--- Exercise objective ---
Return the records in full, exactly as given.

[Recorded data]
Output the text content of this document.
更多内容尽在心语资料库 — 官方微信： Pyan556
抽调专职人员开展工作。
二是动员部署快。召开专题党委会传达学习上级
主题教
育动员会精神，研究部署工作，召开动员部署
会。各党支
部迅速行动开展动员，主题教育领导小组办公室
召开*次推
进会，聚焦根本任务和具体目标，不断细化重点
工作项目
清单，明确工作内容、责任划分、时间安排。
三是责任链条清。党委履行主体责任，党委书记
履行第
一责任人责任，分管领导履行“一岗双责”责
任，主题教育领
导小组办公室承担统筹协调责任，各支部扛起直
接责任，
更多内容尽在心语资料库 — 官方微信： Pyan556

--- Task output ---
Output the text content of this document.
更多内容尽在心语资料库 — 官方微信： Pyan556
抽调专职人员开展工作。
二是动员部署快。召开专题党委会传达学习上级
主题教
育动员会精神，研究部署工作，召开动员部署
会。各党支
部迅速行动开展动员，主题教育领导小组办公室
召开*次推
进会，聚焦根本任务和具体目标，不断细化重点
工作项目
清单，明确工作内容、责任划分、时间安排。
三是责任链条清。党委履行主体责任，党委书记
履行第
一责任人责任，分管领导履行“一岗双责”责
任，主题教育领
导小组办公室承担统筹协调责任，各支部扛起直
接责任，
更多内容尽在心语资料库 — 官方微信： Pyan556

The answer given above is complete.